>>>

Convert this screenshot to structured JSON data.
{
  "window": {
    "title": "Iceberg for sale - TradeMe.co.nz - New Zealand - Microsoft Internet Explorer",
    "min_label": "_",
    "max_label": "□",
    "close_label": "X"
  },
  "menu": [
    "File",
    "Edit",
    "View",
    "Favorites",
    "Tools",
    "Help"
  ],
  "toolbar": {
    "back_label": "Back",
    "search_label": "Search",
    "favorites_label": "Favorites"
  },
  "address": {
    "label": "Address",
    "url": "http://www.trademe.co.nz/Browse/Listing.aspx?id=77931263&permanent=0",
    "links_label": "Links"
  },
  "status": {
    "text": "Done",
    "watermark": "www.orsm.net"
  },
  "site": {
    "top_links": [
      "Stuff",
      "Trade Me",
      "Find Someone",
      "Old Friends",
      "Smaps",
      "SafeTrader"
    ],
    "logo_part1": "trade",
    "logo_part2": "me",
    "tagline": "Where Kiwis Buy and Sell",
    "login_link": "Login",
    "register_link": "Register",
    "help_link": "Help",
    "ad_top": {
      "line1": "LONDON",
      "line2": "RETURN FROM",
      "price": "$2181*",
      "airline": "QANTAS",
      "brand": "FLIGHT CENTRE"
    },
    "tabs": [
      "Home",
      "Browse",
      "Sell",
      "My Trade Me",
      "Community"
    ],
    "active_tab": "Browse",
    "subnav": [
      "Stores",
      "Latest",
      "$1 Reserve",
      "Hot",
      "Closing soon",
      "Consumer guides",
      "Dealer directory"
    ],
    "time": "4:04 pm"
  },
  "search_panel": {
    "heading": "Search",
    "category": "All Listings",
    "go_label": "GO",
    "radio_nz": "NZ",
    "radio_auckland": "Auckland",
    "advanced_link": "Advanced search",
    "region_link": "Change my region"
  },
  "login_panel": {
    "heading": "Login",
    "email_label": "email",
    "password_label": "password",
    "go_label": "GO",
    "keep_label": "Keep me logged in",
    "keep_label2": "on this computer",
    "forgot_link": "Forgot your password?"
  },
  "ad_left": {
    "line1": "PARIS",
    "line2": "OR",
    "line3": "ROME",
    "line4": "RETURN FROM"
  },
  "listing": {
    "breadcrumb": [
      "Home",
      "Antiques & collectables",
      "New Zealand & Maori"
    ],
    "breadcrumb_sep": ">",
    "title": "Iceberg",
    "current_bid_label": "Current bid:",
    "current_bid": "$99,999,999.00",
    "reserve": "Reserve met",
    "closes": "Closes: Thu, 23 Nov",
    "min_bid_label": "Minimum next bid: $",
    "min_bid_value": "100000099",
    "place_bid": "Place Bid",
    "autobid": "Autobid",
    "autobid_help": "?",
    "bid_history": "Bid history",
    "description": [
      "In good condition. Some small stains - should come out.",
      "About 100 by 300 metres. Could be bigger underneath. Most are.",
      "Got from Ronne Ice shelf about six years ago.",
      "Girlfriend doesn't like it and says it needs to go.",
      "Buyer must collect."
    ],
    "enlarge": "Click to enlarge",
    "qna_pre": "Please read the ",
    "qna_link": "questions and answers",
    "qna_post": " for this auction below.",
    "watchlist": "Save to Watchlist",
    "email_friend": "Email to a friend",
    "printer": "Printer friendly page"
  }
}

<<<

WHAT IS BEING ASKED
Repeat the material word for word, in full.

ANSWER TO THIS PROBLEM
Convert this screenshot to structured JSON data.
{
  "window": {
    "title": "Iceberg for sale - TradeMe.co.nz - New Zealand - Microsoft Internet Explorer",
    "min_label": "_",
    "max_label": "□",
    "close_label": "X"
  },
  "menu": [
    "File",
    "Edit",
    "View",
    "Favorites",
    "Tools",
    "Help"
  ],
  "toolbar": {
    "back_label": "Back",
    "search_label": "Search",
    "favorites_label": "Favorites"
  },
  "address": {
    "label": "Address",
    "url": "http://www.trademe.co.nz/Browse/Listing.aspx?id=77931263&permanent=0",
    "links_label": "Links"
  },
  "status": {
    "text": "Done",
    "watermark": "www.orsm.net"
  },
  "site": {
    "top_links": [
      "Stuff",
      "Trade Me",
      "Find Someone",
      "Old Friends",
      "Smaps",
      "SafeTrader"
    ],
    "logo_part1": "trade",
    "logo_part2": "me",
    "tagline": "Where Kiwis Buy and Sell",
    "login_link": "Login",
    "register_link": "Register",
    "help_link": "Help",
    "ad_top": {
      "line1": "LONDON",
      "line2": "RETURN FROM",
      "price": "$2181*",
      "airline": "QANTAS",
      "brand": "FLIGHT CENTRE"
    },
    "tabs": [
      "Home",
      "Browse",
      "Sell",
      "My Trade Me",
      "Community"
    ],
    "active_tab": "Browse",
    "subnav": [
      "Stores",
      "Latest",
      "$1 Reserve",
      "Hot",
      "Closing soon",
      "Consumer guides",
      "Dealer directory"
    ],
    "time": "4:04 pm"
  },
  "search_panel": {
    "heading": "Search",
    "category": "All Listings",
    "go_label": "GO",
    "radio_nz": "NZ",
    "radio_auckland": "Auckland",
    "advanced_link": "Advanced search",
    "region_link": "Change my region"
  },
  "login_panel": {
    "heading": "Login",
    "email_label": "email",
    "password_label": "password",
    "go_label": "GO",
    "keep_label": "Keep me logged in",
    "keep_label2": "on this computer",
    "forgot_link": "Forgot your password?"
  },
  "ad_left": {
    "line1": "PARIS",
    "line2": "OR",
    "line3": "ROME",
    "line4": "RETURN FROM"
  },
  "listing": {
    "breadcrumb": [
      "Home",
      "Antiques & collectables",
      "New Zealand & Maori"
    ],
    "breadcrumb_sep": ">",
    "title": "Iceberg",
    "current_bid_label": "Current bid:",
    "current_bid": "$99,999,999.00",
    "reserve": "Reserve met",
    "closes": "Closes: Thu, 23 Nov",
    "min_bid_label": "Minimum next bid: $",
    "min_bid_value": "100000099",
    "place_bid": "Place Bid",
    "autobid": "Autobid",
    "autobid_help": "?",
    "bid_history": "Bid history",
    "description": [
      "In good condition. Some small stains - should come out.",
      "About 100 by 300 metres. Could be bigger underneath. Most are.",
      "Got from Ronne Ice shelf about six years ago.",
      "Girlfriend doesn't like it and says it needs to go.",
      "Buyer must collect."
    ],
    "enlarge": "Click to enlarge",
    "qna_pre": "Please read the ",
    "qna_link": "questions and answers",
    "qna_post": " for this auction below.",
    "watchlist": "Save to Watchlist",
    "email_friend": "Email to a friend",
    "printer": "Printer friendly page"
  }
}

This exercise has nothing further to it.